#### Provided records:

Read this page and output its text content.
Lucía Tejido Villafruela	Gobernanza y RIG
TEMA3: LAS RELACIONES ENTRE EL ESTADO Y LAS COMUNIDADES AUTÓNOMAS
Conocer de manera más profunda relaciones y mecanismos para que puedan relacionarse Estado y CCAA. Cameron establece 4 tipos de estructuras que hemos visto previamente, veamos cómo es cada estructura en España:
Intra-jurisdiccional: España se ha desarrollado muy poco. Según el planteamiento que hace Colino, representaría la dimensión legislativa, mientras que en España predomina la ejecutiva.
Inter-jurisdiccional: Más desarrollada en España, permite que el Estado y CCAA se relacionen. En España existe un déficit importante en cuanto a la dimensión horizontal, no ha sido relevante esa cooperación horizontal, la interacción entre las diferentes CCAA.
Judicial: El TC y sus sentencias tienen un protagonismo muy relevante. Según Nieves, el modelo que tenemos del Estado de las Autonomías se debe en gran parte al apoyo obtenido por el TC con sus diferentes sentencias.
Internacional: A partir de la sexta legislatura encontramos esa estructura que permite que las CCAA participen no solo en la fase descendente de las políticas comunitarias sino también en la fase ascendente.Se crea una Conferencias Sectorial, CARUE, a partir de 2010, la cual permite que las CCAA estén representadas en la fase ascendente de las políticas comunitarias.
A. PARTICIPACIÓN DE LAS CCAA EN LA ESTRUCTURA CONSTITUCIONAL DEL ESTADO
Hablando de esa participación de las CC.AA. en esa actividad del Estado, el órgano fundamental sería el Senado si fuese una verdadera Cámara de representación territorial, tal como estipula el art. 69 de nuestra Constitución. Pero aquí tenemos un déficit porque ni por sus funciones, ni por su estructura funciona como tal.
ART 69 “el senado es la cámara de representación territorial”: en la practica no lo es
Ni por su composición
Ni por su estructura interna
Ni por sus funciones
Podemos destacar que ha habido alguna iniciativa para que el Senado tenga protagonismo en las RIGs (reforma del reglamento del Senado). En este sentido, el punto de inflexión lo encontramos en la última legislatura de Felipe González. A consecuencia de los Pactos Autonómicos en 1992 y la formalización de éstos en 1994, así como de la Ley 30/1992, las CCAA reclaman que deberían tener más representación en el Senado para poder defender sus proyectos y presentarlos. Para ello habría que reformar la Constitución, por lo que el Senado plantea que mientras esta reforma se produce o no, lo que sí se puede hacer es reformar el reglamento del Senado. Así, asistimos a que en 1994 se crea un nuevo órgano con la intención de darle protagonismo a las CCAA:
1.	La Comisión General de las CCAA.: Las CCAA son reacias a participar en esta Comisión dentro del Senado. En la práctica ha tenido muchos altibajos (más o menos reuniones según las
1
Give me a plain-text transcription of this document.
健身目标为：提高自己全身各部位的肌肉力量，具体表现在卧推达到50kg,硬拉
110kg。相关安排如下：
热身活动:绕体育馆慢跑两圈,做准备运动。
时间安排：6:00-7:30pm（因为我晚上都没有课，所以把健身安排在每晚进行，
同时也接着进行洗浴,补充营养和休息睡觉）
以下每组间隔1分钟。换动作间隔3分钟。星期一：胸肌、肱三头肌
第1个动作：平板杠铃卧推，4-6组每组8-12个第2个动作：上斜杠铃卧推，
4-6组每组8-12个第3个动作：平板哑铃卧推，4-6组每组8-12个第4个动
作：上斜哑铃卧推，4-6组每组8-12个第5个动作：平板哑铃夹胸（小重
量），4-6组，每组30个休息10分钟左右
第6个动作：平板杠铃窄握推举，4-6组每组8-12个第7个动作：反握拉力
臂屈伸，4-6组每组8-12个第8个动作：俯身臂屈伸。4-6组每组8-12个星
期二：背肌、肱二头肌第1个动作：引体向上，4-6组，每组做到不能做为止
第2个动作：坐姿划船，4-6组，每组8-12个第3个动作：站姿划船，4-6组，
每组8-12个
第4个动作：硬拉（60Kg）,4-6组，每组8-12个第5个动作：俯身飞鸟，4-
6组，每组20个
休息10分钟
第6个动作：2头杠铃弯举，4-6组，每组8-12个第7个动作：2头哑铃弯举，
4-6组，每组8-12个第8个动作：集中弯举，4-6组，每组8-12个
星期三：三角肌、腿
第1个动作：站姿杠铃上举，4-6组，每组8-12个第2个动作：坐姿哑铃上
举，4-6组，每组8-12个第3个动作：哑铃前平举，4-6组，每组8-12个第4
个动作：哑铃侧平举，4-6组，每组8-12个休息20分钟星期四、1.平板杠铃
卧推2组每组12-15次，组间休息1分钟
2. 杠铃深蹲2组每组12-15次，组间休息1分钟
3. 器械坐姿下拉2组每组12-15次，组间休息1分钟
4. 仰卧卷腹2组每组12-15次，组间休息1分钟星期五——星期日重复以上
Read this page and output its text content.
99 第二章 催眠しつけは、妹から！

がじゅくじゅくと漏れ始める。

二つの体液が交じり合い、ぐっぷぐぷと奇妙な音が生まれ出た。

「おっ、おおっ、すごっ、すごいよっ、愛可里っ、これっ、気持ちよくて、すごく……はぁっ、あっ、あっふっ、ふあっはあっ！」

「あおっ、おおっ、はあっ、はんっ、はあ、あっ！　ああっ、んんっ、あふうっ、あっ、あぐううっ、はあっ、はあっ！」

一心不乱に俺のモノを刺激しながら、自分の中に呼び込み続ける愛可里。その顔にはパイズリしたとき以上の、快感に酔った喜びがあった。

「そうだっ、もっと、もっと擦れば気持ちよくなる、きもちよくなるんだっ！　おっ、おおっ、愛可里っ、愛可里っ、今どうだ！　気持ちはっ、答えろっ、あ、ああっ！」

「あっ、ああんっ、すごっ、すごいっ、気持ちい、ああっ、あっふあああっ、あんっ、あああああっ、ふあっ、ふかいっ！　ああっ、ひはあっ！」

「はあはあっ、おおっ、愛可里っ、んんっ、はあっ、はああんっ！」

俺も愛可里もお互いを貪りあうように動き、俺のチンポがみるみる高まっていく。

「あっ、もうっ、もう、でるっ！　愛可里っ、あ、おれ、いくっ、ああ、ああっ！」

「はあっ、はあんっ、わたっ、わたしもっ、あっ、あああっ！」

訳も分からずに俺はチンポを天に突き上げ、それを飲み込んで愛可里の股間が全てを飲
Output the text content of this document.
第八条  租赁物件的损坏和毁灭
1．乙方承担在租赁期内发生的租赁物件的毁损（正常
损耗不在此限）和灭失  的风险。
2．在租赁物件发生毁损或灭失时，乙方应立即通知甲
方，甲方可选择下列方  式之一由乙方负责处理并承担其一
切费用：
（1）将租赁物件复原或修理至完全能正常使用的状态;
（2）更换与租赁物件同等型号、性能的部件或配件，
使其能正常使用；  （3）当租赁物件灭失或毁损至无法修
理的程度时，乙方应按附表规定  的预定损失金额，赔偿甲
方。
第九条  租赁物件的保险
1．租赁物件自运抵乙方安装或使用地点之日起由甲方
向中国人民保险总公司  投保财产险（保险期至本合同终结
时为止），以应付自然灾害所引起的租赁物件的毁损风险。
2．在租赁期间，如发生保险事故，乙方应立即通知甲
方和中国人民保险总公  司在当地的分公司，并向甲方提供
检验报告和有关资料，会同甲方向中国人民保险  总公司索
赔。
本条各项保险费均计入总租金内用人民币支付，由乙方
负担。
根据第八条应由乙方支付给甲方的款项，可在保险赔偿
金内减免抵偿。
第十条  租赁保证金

#### Directions:
Transcribe all of the lines in the records precisely.

#### Finished answer:
Read this page and output its text content.
Lucía Tejido Villafruela	Gobernanza y RIG
TEMA3: LAS RELACIONES ENTRE EL ESTADO Y LAS COMUNIDADES AUTÓNOMAS
Conocer de manera más profunda relaciones y mecanismos para que puedan relacionarse Estado y CCAA. Cameron establece 4 tipos de estructuras que hemos visto previamente, veamos cómo es cada estructura en España:
Intra-jurisdiccional: España se ha desarrollado muy poco. Según el planteamiento que hace Colino, representaría la dimensión legislativa, mientras que en España predomina la ejecutiva.
Inter-jurisdiccional: Más desarrollada en España, permite que el Estado y CCAA se relacionen. En España existe un déficit importante en cuanto a la dimensión horizontal, no ha sido relevante esa cooperación horizontal, la interacción entre las diferentes CCAA.
Judicial: El TC y sus sentencias tienen un protagonismo muy relevante. Según Nieves, el modelo que tenemos del Estado de las Autonomías se debe en gran parte al apoyo obtenido por el TC con sus diferentes sentencias.
Internacional: A partir de la sexta legislatura encontramos esa estructura que permite que las CCAA participen no solo en la fase descendente de las políticas comunitarias sino también en la fase ascendente.Se crea una Conferencias Sectorial, CARUE, a partir de 2010, la cual permite que las CCAA estén representadas en la fase ascendente de las políticas comunitarias.
A. PARTICIPACIÓN DE LAS CCAA EN LA ESTRUCTURA CONSTITUCIONAL DEL ESTADO
Hablando de esa participación de las CC.AA. en esa actividad del Estado, el órgano fundamental sería el Senado si fuese una verdadera Cámara de representación territorial, tal como estipula el art. 69 de nuestra Constitución. Pero aquí tenemos un déficit porque ni por sus funciones, ni por su estructura funciona como tal.
ART 69 “el senado es la cámara de representación territorial”: en la practica no lo es
Ni por su composición
Ni por su estructura interna
Ni por sus funciones
Podemos destacar que ha habido alguna iniciativa para que el Senado tenga protagonismo en las RIGs (reforma del reglamento del Senado). En este sentido, el punto de inflexión lo encontramos en la última legislatura de Felipe González. A consecuencia de los Pactos Autonómicos en 1992 y la formalización de éstos en 1994, así como de la Ley 30/1992, las CCAA reclaman que deberían tener más representación en el Senado para poder defender sus proyectos y presentarlos. Para ello habría que reformar la Constitución, por lo que el Senado plantea que mientras esta reforma se produce o no, lo que sí se puede hacer es reformar el reglamento del Senado. Así, asistimos a que en 1994 se crea un nuevo órgano con la intención de darle protagonismo a las CCAA:
1.	La Comisión General de las CCAA.: Las CCAA son reacias a participar en esta Comisión dentro del Senado. En la práctica ha tenido muchos altibajos (más o menos reuniones según las
1
Give me a plain-text transcription of this document.
健身目标为：提高自己全身各部位的肌肉力量，具体表现在卧推达到50kg,硬拉
110kg。相关安排如下：
热身活动:绕体育馆慢跑两圈,做准备运动。
时间安排：6:00-7:30pm（因为我晚上都没有课，所以把健身安排在每晚进行，
同时也接着进行洗浴,补充营养和休息睡觉）
以下每组间隔1分钟。换动作间隔3分钟。星期一：胸肌、肱三头肌
第1个动作：平板杠铃卧推，4-6组每组8-12个第2个动作：上斜杠铃卧推，
4-6组每组8-12个第3个动作：平板哑铃卧推，4-6组每组8-12个第4个动
作：上斜哑铃卧推，4-6组每组8-12个第5个动作：平板哑铃夹胸（小重
量），4-6组，每组30个休息10分钟左右
第6个动作：平板杠铃窄握推举，4-6组每组8-12个第7个动作：反握拉力
臂屈伸，4-6组每组8-12个第8个动作：俯身臂屈伸。4-6组每组8-12个星
期二：背肌、肱二头肌第1个动作：引体向上，4-6组，每组做到不能做为止
第2个动作：坐姿划船，4-6组，每组8-12个第3个动作：站姿划船，4-6组，
每组8-12个
第4个动作：硬拉（60Kg）,4-6组，每组8-12个第5个动作：俯身飞鸟，4-
6组，每组20个
休息10分钟
第6个动作：2头杠铃弯举，4-6组，每组8-12个第7个动作：2头哑铃弯举，
4-6组，每组8-12个第8个动作：集中弯举，4-6组，每组8-12个
星期三：三角肌、腿
第1个动作：站姿杠铃上举，4-6组，每组8-12个第2个动作：坐姿哑铃上
举，4-6组，每组8-12个第3个动作：哑铃前平举，4-6组，每组8-12个第4
个动作：哑铃侧平举，4-6组，每组8-12个休息20分钟星期四、1.平板杠铃
卧推2组每组12-15次，组间休息1分钟
2. 杠铃深蹲2组每组12-15次，组间休息1分钟
3. 器械坐姿下拉2组每组12-15次，组间休息1分钟
4. 仰卧卷腹2组每组12-15次，组间休息1分钟星期五——星期日重复以上
Read this page and output its text content.
99 第二章 催眠しつけは、妹から！

がじゅくじゅくと漏れ始める。

二つの体液が交じり合い、ぐっぷぐぷと奇妙な音が生まれ出た。

「おっ、おおっ、すごっ、すごいよっ、愛可里っ、これっ、気持ちよくて、すごく……はぁっ、あっ、あっふっ、ふあっはあっ！」

「あおっ、おおっ、はあっ、はんっ、はあ、あっ！　ああっ、んんっ、あふうっ、あっ、あぐううっ、はあっ、はあっ！」

一心不乱に俺のモノを刺激しながら、自分の中に呼び込み続ける愛可里。その顔にはパイズリしたとき以上の、快感に酔った喜びがあった。

「そうだっ、もっと、もっと擦れば気持ちよくなる、きもちよくなるんだっ！　おっ、おおっ、愛可里っ、愛可里っ、今どうだ！　気持ちはっ、答えろっ、あ、ああっ！」

「あっ、ああんっ、すごっ、すごいっ、気持ちい、ああっ、あっふあああっ、あんっ、あああああっ、ふあっ、ふかいっ！　ああっ、ひはあっ！」

「はあはあっ、おおっ、愛可里っ、んんっ、はあっ、はああんっ！」

俺も愛可里もお互いを貪りあうように動き、俺のチンポがみるみる高まっていく。

「あっ、もうっ、もう、でるっ！　愛可里っ、あ、おれ、いくっ、ああ、ああっ！」

「はあっ、はあんっ、わたっ、わたしもっ、あっ、あああっ！」

訳も分からずに俺はチンポを天に突き上げ、それを飲み込んで愛可里の股間が全てを飲
Output the text content of this document.
第八条  租赁物件的损坏和毁灭
1．乙方承担在租赁期内发生的租赁物件的毁损（正常
损耗不在此限）和灭失  的风险。
2．在租赁物件发生毁损或灭失时，乙方应立即通知甲
方，甲方可选择下列方  式之一由乙方负责处理并承担其一
切费用：
（1）将租赁物件复原或修理至完全能正常使用的状态;
（2）更换与租赁物件同等型号、性能的部件或配件，
使其能正常使用；  （3）当租赁物件灭失或毁损至无法修
理的程度时，乙方应按附表规定  的预定损失金额，赔偿甲
方。
第九条  租赁物件的保险
1．租赁物件自运抵乙方安装或使用地点之日起由甲方
向中国人民保险总公司  投保财产险（保险期至本合同终结
时为止），以应付自然灾害所引起的租赁物件的毁损风险。
2．在租赁期间，如发生保险事故，乙方应立即通知甲
方和中国人民保险总公  司在当地的分公司，并向甲方提供
检验报告和有关资料，会同甲方向中国人民保险  总公司索
赔。
本条各项保险费均计入总租金内用人民币支付，由乙方
负担。
根据第八条应由乙方支付给甲方的款项，可在保险赔偿
金内减免抵偿。
第十条  租赁保证金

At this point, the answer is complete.